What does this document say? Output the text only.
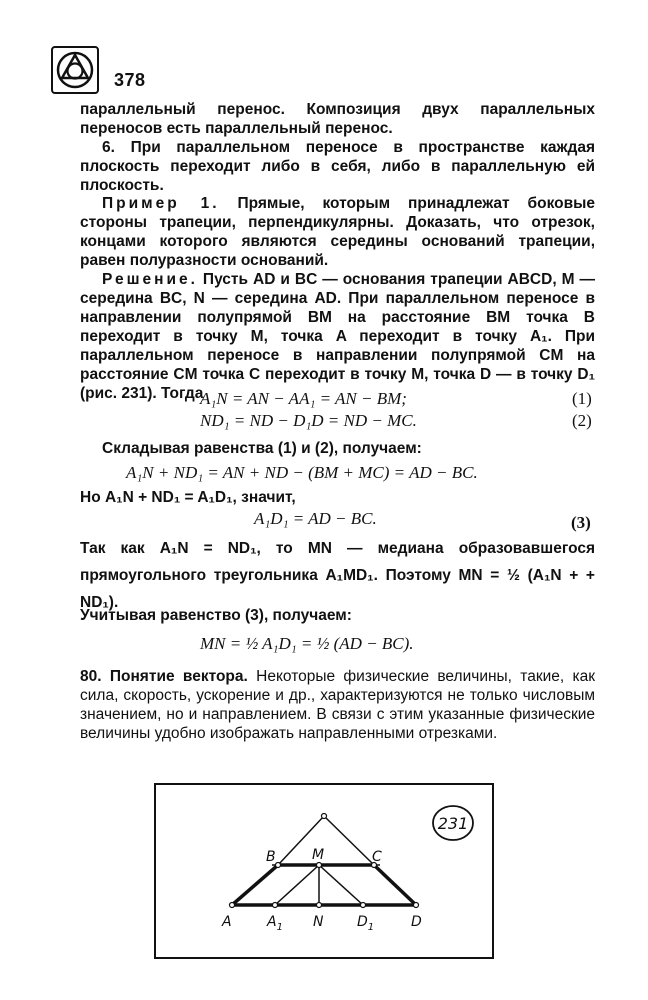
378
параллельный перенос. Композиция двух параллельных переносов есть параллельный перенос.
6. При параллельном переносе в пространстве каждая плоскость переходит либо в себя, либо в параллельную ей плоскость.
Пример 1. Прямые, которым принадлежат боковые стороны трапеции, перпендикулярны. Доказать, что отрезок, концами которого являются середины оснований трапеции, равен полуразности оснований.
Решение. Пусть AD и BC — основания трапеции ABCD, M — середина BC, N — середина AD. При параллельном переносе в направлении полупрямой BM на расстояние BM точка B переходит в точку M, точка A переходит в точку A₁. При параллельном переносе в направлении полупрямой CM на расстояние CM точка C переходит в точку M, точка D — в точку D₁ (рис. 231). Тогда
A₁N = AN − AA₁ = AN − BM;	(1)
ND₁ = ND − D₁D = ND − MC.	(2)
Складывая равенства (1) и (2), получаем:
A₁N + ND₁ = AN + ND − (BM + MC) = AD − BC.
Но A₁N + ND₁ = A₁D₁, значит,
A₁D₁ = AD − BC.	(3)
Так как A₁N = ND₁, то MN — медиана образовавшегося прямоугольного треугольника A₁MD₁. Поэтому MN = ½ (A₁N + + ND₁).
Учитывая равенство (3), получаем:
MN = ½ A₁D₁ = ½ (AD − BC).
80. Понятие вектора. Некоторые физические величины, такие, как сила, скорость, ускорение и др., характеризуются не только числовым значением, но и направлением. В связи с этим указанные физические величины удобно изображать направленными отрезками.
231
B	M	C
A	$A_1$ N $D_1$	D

========

* _Task to complete_: Give the data above again in full and unchanged, skipping the pictures.

* _Reply to the exercise_:
What does this document say? Output the text only.
378
параллельный перенос. Композиция двух параллельных переносов есть параллельный перенос.
6. При параллельном переносе в пространстве каждая плоскость переходит либо в себя, либо в параллельную ей плоскость.
Пример 1. Прямые, которым принадлежат боковые стороны трапеции, перпендикулярны. Доказать, что отрезок, концами которого являются середины оснований трапеции, равен полуразности оснований.
Решение. Пусть AD и BC — основания трапеции ABCD, M — середина BC, N — середина AD. При параллельном переносе в направлении полупрямой BM на расстояние BM точка B переходит в точку M, точка A переходит в точку A₁. При параллельном переносе в направлении полупрямой CM на расстояние CM точка C переходит в точку M, точка D — в точку D₁ (рис. 231). Тогда
A₁N = AN − AA₁ = AN − BM;	(1)
ND₁ = ND − D₁D = ND − MC.	(2)
Складывая равенства (1) и (2), получаем:
A₁N + ND₁ = AN + ND − (BM + MC) = AD − BC.
Но A₁N + ND₁ = A₁D₁, значит,
A₁D₁ = AD − BC.	(3)
Так как A₁N = ND₁, то MN — медиана образовавшегося прямоугольного треугольника A₁MD₁. Поэтому MN = ½ (A₁N + + ND₁).
Учитывая равенство (3), получаем:
MN = ½ A₁D₁ = ½ (AD − BC).
80. Понятие вектора. Некоторые физические величины, такие, как сила, скорость, ускорение и др., характеризуются не только числовым значением, но и направлением. В связи с этим указанные физические величины удобно изображать направленными отрезками.
231
B	M	C
A	$A_1$ N $D_1$	D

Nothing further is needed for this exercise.